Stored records
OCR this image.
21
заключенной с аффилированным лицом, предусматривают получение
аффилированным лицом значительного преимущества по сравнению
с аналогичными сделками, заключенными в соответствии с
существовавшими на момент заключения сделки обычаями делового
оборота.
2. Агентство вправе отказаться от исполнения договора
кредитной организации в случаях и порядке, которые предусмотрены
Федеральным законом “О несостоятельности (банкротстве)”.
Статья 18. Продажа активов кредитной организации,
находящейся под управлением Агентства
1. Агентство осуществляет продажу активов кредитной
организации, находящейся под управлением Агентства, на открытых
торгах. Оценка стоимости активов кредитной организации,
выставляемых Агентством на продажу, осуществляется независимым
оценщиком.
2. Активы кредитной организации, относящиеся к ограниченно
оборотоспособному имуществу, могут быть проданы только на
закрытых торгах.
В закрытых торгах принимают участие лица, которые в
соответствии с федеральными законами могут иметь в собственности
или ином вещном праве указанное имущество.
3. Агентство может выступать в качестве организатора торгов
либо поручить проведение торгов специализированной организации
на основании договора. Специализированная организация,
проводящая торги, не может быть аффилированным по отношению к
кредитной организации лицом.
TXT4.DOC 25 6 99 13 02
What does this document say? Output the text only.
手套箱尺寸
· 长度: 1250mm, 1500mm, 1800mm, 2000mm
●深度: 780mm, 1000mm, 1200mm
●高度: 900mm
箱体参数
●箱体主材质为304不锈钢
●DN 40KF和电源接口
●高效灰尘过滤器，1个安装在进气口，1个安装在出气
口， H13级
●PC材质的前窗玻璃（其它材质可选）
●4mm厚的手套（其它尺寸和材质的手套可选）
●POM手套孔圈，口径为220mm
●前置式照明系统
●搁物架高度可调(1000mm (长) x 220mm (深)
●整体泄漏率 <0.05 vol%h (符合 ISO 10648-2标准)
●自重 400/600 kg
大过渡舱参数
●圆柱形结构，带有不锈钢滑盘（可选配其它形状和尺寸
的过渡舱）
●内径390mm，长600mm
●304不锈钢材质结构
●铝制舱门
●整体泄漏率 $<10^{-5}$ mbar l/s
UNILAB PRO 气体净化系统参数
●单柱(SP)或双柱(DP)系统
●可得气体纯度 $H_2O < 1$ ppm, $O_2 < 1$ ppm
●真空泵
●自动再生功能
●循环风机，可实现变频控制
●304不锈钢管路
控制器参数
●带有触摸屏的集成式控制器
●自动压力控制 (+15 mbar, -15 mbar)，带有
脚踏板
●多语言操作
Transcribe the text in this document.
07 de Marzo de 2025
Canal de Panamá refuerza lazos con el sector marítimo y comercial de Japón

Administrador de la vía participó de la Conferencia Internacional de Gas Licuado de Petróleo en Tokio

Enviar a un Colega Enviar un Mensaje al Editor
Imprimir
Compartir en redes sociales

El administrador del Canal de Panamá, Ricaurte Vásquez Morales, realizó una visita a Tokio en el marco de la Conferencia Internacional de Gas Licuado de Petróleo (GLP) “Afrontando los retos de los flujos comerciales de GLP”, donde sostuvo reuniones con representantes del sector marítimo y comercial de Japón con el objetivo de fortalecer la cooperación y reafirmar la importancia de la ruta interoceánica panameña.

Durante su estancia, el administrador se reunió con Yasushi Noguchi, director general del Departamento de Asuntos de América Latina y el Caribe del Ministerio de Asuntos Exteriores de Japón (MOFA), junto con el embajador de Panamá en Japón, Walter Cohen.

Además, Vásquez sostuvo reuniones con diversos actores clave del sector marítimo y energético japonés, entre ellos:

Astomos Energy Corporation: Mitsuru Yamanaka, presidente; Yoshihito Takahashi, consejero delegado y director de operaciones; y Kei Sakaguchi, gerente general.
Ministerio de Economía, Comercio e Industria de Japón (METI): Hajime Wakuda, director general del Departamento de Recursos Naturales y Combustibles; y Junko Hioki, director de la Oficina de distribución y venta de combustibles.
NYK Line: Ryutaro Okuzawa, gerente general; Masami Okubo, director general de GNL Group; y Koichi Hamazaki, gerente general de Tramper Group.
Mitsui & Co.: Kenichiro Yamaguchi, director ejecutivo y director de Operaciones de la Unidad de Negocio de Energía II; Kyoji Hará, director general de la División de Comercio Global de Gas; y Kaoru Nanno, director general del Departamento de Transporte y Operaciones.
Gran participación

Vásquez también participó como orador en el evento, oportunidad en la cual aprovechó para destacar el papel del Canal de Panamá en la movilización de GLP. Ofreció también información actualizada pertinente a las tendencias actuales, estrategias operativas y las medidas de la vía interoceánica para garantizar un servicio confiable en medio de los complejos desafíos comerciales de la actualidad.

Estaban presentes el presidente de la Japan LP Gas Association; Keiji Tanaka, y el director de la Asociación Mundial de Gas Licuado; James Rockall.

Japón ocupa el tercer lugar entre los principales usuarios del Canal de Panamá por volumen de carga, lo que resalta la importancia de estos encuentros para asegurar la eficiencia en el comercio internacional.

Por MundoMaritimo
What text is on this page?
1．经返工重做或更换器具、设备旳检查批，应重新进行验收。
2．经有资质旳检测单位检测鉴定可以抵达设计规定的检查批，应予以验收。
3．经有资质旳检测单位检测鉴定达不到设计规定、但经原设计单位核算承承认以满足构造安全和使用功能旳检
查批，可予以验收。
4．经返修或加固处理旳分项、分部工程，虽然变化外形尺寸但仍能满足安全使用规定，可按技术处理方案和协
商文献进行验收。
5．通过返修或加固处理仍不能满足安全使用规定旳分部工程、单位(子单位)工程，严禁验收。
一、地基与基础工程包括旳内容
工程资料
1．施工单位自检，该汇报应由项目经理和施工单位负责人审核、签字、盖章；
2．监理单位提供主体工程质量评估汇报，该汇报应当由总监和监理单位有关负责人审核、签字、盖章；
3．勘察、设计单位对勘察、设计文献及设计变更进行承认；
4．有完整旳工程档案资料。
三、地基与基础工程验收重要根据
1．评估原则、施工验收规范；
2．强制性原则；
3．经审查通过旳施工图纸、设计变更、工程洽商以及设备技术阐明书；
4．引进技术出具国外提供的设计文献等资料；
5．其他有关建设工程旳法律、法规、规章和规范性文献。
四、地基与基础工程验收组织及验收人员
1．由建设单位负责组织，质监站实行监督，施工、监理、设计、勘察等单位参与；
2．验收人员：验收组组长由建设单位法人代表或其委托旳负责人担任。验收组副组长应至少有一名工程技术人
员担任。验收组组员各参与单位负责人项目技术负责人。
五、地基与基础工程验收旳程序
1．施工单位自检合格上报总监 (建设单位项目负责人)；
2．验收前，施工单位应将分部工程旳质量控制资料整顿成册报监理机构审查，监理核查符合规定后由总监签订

- _Exercise description_: Find every line holding the word "торгах"; give their count and nothing else.

- _Right answer_: 3